Raw data =>
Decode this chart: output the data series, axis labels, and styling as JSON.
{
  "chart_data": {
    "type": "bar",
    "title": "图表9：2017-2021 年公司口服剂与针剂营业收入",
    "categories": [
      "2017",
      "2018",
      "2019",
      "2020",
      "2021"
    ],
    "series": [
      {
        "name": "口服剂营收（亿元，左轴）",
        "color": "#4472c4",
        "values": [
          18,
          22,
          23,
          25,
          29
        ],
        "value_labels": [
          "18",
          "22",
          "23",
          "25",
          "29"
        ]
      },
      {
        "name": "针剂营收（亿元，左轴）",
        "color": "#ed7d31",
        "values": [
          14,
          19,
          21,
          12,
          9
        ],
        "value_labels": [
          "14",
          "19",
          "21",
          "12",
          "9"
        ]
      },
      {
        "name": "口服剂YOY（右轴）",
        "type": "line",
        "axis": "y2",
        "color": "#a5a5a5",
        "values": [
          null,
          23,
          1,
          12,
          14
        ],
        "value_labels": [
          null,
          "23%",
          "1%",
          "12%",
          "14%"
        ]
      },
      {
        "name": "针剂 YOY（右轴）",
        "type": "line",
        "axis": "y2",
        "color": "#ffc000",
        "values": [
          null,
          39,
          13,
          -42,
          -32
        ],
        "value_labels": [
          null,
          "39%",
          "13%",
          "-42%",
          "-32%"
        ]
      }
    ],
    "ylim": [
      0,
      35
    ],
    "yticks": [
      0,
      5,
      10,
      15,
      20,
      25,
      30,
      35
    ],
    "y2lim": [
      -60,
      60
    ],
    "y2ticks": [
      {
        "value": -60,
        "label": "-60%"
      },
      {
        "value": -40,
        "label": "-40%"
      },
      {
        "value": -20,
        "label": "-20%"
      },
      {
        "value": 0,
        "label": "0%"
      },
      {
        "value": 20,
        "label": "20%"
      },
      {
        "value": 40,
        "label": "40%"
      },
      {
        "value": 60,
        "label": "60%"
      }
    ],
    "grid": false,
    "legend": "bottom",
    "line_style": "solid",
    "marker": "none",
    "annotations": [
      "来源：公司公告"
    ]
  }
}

Required task =>
How many lines in the records above contain the word "color"? Reply with the number and nothing more.

Written answer =>
4